Goal of the exercise: Copy out each line below exactly as it appears.

Entries:
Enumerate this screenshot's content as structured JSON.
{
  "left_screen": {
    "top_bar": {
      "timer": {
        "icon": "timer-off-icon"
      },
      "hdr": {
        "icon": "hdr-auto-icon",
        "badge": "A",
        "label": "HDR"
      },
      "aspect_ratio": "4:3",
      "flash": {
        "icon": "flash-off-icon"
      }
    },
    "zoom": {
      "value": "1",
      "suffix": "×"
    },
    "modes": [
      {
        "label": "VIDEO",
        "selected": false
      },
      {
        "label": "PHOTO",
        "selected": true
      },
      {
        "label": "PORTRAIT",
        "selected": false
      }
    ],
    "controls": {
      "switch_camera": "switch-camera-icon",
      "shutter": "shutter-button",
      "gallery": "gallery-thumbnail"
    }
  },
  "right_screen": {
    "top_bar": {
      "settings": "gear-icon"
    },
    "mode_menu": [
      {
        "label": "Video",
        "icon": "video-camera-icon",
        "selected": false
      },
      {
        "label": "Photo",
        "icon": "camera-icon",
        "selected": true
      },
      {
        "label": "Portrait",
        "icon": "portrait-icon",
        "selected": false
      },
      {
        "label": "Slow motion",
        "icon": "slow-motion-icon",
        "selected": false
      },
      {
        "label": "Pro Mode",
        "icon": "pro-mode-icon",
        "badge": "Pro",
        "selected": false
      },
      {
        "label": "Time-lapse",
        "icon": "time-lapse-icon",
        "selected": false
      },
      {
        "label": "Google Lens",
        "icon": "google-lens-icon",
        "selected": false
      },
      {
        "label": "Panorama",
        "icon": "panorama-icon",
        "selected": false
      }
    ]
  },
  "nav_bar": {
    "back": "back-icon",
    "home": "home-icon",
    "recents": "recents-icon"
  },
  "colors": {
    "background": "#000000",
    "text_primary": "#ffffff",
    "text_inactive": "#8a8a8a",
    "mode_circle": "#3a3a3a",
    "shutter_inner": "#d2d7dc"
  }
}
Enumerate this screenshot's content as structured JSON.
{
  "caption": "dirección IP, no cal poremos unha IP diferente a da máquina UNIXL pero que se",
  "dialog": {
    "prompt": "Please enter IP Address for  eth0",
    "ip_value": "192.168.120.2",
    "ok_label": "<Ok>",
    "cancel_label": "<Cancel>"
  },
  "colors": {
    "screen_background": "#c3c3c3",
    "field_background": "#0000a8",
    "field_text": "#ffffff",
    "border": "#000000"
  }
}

Problem solution:
Enumerate this screenshot's content as structured JSON.
{
  "left_screen": {
    "top_bar": {
      "timer": {
        "icon": "timer-off-icon"
      },
      "hdr": {
        "icon": "hdr-auto-icon",
        "badge": "A",
        "label": "HDR"
      },
      "aspect_ratio": "4:3",
      "flash": {
        "icon": "flash-off-icon"
      }
    },
    "zoom": {
      "value": "1",
      "suffix": "×"
    },
    "modes": [
      {
        "label": "VIDEO",
        "selected": false
      },
      {
        "label": "PHOTO",
        "selected": true
      },
      {
        "label": "PORTRAIT",
        "selected": false
      }
    ],
    "controls": {
      "switch_camera": "switch-camera-icon",
      "shutter": "shutter-button",
      "gallery": "gallery-thumbnail"
    }
  },
  "right_screen": {
    "top_bar": {
      "settings": "gear-icon"
    },
    "mode_menu": [
      {
        "label": "Video",
        "icon": "video-camera-icon",
        "selected": false
      },
      {
        "label": "Photo",
        "icon": "camera-icon",
        "selected": true
      },
      {
        "label": "Portrait",
        "icon": "portrait-icon",
        "selected": false
      },
      {
        "label": "Slow motion",
        "icon": "slow-motion-icon",
        "selected": false
      },
      {
        "label": "Pro Mode",
        "icon": "pro-mode-icon",
        "badge": "Pro",
        "selected": false
      },
      {
        "label": "Time-lapse",
        "icon": "time-lapse-icon",
        "selected": false
      },
      {
        "label": "Google Lens",
        "icon": "google-lens-icon",
        "selected": false
      },
      {
        "label": "Panorama",
        "icon": "panorama-icon",
        "selected": false
      }
    ]
  },
  "nav_bar": {
    "back": "back-icon",
    "home": "home-icon",
    "recents": "recents-icon"
  },
  "colors": {
    "background": "#000000",
    "text_primary": "#ffffff",
    "text_inactive": "#8a8a8a",
    "mode_circle": "#3a3a3a",
    "shutter_inner": "#d2d7dc"
  }
}
Enumerate this screenshot's content as structured JSON.
{
  "caption": "dirección IP, no cal poremos unha IP diferente a da máquina UNIXL pero que se",
  "dialog": {
    "prompt": "Please enter IP Address for  eth0",
    "ip_value": "192.168.120.2",
    "ok_label": "<Ok>",
    "cancel_label": "<Cancel>"
  },
  "colors": {
    "screen_background": "#c3c3c3",
    "field_background": "#0000a8",
    "field_text": "#ffffff",
    "border": "#000000"
  }
}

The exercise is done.